--- START Text ---

Synthesis of isopropoxy(phenyl)silane.

Study of the reactivity of isopropoxy(phenyl)silane in the HAT hydrogenation

Our first generation HAT hydrogenation conditions reduce terpineol 9 in 89% yield with 10 mol% catalyst in isopropanol, but the yield drops precipitously when lowering the catalyst loading or changing solvent (Table 2, entries 1–4).

Table 2.

Effects of 6 on the catalyst loading of the HAT hydrogenation.^a

entry	silane	conditions	conv/yield (%)b	d.r.
1	3	i-PrOH, 10 mol%	94/89	7.5
2	3	i-PrOH, 1 mol%	61/53	8.3
3	3	i-PrOH, 0.1 mol%	27/28	9.2
4	3	hexane, 10 mol%	35/17	9.5
5	6	i-PrOH, 10 mol%	99/98	4.1
6	6	i-PrOH, 1 mol%	100/87	5.5
7	6	hexane, 10 mol%	94/93	5.2
8	6	hexane, 1 mol%	100/97	6.3
9	6	hexane, 0.1 mol%	100/91	6.6
10	6	hexane, 0.05 mol%c	100/98	6.6
11	6	hexane, 0.02 mol%c	48/15	6.2
12	11	i-PrOH, 10 mol%	98/86	5.3
13	11	hexane, 10 mol%	49/33	5.9

^aReactions performed with 1 equiv. of PhSiH₃, 1.5 equiv. of Ph(i-PrO)SiH₂ or 3 equiv. of Ph(i-PrO)₂SiH.

^bDetermined by GC-FID using 1 equiv. of decane as internal standard.

^cReaction time 13 h.

In contrast, use of Ph(i-PrO)SiH₂ (6) leads to complete consumption of terpineol at 1 mol% catalyst (entries 6 and 8). Moreover, in hexanes at least 2,000 turnovers are reached (0.05 mol% Mn, entry 10).¹⁴ We noted that for both silanes the diastereoselectivity of the reaction degraded when the amount of isopropanol was increased, presumably due to the involvement of a larger reductant favoring an equatorial delivery in the second HAT. Interestingly, at lower catalyst loadings higher selectivities were also observed. Double solvolysis product diisopropoxy(phenyl)silane (11) was less effective both in isopropanol and hexanes (entries 12 and 13).

Reagent 6 tolerates several solvents, including non-anhydrous EtOAc, toluene, acetonitrile, THF and dichloromethane (Figure 2). The diastereoselectivity for all cases remained in a close range (see SI for further details).¹⁵ Otherwise, the reaction with phenylsilane and 10 mol% of Mn(dpm)₃ was generally low yielding even when there was significant consumption of the starting material. The use of DMF as solvent leads to poor yields for both 3 and 6.

Figure 2.

Comparison of the solvent tolerance between silanes 3 (first column, 10 mol%) and 6 (second column, 1 mol%) in the HAT hydrogenation of terpineol.

--- END Text ---

Tasks to complete:
1) Can you reproduce the HAT hydrogenation text word for word, starting with "Our first generation" and going on through "2, entries 1–4)."?
2) How would you render this sentence from the HAT hydrogenation text in Spanish: "Reagent 6 tolerates several solvents, including non-anhydrous EtOAc, toluene, acetonitrile, THF and dichloromethane (Figure 2)."
The items play no part in this work.

--- START Supplied records ---

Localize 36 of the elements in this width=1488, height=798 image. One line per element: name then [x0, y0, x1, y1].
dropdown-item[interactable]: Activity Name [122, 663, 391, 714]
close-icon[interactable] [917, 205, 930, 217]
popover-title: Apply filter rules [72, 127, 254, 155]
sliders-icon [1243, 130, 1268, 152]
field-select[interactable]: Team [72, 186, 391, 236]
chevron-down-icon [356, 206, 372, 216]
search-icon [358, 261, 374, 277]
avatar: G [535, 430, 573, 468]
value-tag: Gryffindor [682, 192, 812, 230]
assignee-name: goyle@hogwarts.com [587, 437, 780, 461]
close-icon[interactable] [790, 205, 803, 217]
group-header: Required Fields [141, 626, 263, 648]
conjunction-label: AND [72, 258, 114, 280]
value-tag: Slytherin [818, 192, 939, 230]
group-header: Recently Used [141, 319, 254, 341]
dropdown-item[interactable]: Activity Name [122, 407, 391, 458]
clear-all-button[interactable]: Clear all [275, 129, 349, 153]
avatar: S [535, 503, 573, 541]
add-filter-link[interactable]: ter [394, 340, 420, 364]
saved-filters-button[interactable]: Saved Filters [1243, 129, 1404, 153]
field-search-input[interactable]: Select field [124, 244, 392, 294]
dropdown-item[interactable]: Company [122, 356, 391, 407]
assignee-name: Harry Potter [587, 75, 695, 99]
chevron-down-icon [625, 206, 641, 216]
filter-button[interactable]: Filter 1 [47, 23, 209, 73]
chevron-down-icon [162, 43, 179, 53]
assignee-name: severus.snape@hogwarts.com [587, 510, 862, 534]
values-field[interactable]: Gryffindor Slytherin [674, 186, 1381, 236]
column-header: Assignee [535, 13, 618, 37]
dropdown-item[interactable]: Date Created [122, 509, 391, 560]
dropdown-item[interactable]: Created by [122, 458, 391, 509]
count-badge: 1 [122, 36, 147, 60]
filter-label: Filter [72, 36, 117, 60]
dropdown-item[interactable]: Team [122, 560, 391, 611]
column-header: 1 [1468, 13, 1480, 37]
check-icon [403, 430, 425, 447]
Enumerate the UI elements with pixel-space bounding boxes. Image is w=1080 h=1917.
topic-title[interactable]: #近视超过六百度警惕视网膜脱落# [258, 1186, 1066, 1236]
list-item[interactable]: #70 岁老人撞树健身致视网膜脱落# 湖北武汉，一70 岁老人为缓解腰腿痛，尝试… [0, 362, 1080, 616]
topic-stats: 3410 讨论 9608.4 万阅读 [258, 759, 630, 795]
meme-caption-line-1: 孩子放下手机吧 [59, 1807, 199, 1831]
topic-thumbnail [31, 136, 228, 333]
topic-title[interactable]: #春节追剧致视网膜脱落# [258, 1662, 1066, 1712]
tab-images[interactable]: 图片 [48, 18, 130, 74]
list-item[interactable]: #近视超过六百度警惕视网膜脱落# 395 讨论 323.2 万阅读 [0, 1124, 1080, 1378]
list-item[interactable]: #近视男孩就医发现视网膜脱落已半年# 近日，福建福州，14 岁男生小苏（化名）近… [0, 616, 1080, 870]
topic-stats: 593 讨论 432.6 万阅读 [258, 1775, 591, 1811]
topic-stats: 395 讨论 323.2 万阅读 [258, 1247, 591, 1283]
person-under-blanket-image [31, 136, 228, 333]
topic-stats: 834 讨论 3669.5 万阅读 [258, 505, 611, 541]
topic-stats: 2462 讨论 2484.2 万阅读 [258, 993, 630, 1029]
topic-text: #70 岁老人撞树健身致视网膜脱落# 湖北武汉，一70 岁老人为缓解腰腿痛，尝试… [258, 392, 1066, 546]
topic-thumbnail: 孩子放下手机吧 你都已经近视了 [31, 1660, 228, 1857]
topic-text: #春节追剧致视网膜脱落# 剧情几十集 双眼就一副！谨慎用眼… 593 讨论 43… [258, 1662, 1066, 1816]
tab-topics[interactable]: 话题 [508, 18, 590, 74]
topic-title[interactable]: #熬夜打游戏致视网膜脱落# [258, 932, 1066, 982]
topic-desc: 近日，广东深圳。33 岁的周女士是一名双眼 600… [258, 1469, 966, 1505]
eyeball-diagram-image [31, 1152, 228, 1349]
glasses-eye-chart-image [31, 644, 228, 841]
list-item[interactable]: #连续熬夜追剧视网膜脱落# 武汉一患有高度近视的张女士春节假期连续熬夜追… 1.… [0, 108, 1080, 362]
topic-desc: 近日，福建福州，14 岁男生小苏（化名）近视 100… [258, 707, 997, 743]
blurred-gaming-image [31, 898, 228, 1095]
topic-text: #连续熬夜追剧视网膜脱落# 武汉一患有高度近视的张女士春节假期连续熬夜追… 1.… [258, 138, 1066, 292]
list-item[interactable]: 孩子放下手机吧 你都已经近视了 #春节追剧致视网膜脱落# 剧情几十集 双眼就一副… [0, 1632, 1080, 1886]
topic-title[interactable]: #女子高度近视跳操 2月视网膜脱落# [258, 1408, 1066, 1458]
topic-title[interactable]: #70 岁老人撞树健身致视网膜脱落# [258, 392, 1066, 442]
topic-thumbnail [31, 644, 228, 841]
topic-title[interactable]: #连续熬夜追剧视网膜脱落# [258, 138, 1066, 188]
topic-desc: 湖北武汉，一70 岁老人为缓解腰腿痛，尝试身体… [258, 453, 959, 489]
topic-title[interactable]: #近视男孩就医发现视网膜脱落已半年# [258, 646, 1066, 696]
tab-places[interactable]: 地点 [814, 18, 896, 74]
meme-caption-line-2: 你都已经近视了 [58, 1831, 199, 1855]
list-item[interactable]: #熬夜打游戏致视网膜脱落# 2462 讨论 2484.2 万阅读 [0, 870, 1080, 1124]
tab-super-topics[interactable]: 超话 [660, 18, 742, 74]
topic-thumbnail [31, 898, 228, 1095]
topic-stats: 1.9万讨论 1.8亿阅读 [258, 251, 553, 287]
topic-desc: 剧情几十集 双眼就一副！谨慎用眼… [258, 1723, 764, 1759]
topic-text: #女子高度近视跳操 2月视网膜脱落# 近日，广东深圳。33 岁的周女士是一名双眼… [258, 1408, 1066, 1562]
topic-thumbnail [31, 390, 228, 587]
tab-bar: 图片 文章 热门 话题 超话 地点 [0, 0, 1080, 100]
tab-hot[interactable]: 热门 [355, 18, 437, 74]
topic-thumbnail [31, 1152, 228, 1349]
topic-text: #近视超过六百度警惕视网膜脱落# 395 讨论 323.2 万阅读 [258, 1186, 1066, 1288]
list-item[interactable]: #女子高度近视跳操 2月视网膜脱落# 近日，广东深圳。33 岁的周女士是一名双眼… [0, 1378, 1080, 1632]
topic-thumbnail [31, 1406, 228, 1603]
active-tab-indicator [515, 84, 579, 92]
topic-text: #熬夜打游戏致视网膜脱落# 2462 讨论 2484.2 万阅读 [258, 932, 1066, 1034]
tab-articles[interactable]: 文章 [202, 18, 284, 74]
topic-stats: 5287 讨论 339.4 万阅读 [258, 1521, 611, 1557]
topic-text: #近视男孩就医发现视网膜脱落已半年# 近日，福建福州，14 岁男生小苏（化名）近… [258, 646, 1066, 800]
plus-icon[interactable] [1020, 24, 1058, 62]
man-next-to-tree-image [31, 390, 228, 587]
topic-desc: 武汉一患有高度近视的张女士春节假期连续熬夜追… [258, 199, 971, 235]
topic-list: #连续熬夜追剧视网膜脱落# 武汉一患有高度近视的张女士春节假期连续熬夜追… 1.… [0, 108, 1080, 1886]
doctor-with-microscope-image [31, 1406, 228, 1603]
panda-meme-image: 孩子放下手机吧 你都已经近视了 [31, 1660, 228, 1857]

--- END Supplied records ---

Worked answers:
1)
Our first generation HAT hydrogenation conditions reduce terpineol 9 in 89% yield with 10 mol% catalyst in isopropanol, but the yield drops precipitously when lowering the catalyst loading or changing solvent (Table 2, entries 1–4).

2) El reactivo 6 tolera varios disolventes, incluidos EtOAc no anhidro, tolueno, acetonitrilo, THF y diclorometano (Figura 2).